- **REQUIRED TASK**
Will you give the material below again, every line exactly as it is?

[Source data]
----

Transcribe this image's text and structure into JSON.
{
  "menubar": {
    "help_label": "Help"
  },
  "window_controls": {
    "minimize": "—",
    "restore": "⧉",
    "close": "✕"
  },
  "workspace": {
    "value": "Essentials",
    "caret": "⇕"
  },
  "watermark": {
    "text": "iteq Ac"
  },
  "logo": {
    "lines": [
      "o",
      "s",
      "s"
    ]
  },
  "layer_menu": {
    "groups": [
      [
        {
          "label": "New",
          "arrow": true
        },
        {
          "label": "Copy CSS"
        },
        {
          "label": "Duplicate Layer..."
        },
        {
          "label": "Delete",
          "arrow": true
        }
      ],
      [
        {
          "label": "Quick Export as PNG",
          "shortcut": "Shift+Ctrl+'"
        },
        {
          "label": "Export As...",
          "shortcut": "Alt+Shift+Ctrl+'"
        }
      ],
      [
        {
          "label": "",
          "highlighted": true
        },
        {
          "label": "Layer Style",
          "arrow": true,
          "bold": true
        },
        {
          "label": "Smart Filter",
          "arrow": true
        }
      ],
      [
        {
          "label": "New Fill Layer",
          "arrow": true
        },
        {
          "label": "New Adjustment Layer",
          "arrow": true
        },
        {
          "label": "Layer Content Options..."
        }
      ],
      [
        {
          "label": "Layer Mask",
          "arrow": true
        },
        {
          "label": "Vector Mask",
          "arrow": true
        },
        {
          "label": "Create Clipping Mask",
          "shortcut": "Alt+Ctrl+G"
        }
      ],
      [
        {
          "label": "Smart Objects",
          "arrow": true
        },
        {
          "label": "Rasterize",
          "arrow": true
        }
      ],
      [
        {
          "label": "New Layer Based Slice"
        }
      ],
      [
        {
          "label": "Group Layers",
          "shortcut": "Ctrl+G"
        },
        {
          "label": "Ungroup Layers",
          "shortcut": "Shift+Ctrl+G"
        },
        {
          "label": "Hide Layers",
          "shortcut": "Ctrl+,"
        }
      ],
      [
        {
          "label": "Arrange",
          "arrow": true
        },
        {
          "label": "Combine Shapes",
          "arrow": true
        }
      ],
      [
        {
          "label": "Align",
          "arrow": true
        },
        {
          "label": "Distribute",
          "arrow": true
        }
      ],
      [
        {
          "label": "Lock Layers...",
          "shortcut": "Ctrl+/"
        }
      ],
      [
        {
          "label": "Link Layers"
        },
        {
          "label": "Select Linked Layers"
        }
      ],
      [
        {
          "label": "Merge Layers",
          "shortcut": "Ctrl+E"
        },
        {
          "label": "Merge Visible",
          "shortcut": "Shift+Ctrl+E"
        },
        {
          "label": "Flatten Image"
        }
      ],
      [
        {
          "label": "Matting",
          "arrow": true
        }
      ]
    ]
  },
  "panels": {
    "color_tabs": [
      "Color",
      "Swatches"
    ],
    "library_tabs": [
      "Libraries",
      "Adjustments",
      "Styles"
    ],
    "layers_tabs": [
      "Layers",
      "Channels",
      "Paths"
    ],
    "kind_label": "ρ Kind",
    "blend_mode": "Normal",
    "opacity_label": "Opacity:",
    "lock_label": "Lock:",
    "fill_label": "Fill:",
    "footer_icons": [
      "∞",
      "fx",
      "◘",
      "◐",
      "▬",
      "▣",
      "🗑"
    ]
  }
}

----

- **PROBLEM SOLUTION**
Transcribe this image's text and structure into JSON.
{
  "menubar": {
    "help_label": "Help"
  },
  "window_controls": {
    "minimize": "—",
    "restore": "⧉",
    "close": "✕"
  },
  "workspace": {
    "value": "Essentials",
    "caret": "⇕"
  },
  "watermark": {
    "text": "iteq Ac"
  },
  "logo": {
    "lines": [
      "o",
      "s",
      "s"
    ]
  },
  "layer_menu": {
    "groups": [
      [
        {
          "label": "New",
          "arrow": true
        },
        {
          "label": "Copy CSS"
        },
        {
          "label": "Duplicate Layer..."
        },
        {
          "label": "Delete",
          "arrow": true
        }
      ],
      [
        {
          "label": "Quick Export as PNG",
          "shortcut": "Shift+Ctrl+'"
        },
        {
          "label": "Export As...",
          "shortcut": "Alt+Shift+Ctrl+'"
        }
      ],
      [
        {
          "label": "",
          "highlighted": true
        },
        {
          "label": "Layer Style",
          "arrow": true,
          "bold": true
        },
        {
          "label": "Smart Filter",
          "arrow": true
        }
      ],
      [
        {
          "label": "New Fill Layer",
          "arrow": true
        },
        {
          "label": "New Adjustment Layer",
          "arrow": true
        },
        {
          "label": "Layer Content Options..."
        }
      ],
      [
        {
          "label": "Layer Mask",
          "arrow": true
        },
        {
          "label": "Vector Mask",
          "arrow": true
        },
        {
          "label": "Create Clipping Mask",
          "shortcut": "Alt+Ctrl+G"
        }
      ],
      [
        {
          "label": "Smart Objects",
          "arrow": true
        },
        {
          "label": "Rasterize",
          "arrow": true
        }
      ],
      [
        {
          "label": "New Layer Based Slice"
        }
      ],
      [
        {
          "label": "Group Layers",
          "shortcut": "Ctrl+G"
        },
        {
          "label": "Ungroup Layers",
          "shortcut": "Shift+Ctrl+G"
        },
        {
          "label": "Hide Layers",
          "shortcut": "Ctrl+,"
        }
      ],
      [
        {
          "label": "Arrange",
          "arrow": true
        },
        {
          "label": "Combine Shapes",
          "arrow": true
        }
      ],
      [
        {
          "label": "Align",
          "arrow": true
        },
        {
          "label": "Distribute",
          "arrow": true
        }
      ],
      [
        {
          "label": "Lock Layers...",
          "shortcut": "Ctrl+/"
        }
      ],
      [
        {
          "label": "Link Layers"
        },
        {
          "label": "Select Linked Layers"
        }
      ],
      [
        {
          "label": "Merge Layers",
          "shortcut": "Ctrl+E"
        },
        {
          "label": "Merge Visible",
          "shortcut": "Shift+Ctrl+E"
        },
        {
          "label": "Flatten Image"
        }
      ],
      [
        {
          "label": "Matting",
          "arrow": true
        }
      ]
    ]
  },
  "panels": {
    "color_tabs": [
      "Color",
      "Swatches"
    ],
    "library_tabs": [
      "Libraries",
      "Adjustments",
      "Styles"
    ],
    "layers_tabs": [
      "Layers",
      "Channels",
      "Paths"
    ],
    "kind_label": "ρ Kind",
    "blend_mode": "Normal",
    "opacity_label": "Opacity:",
    "lock_label": "Lock:",
    "fill_label": "Fill:",
    "footer_icons": [
      "∞",
      "fx",
      "◘",
      "◐",
      "▬",
      "▣",
      "🗑"
    ]
  }
}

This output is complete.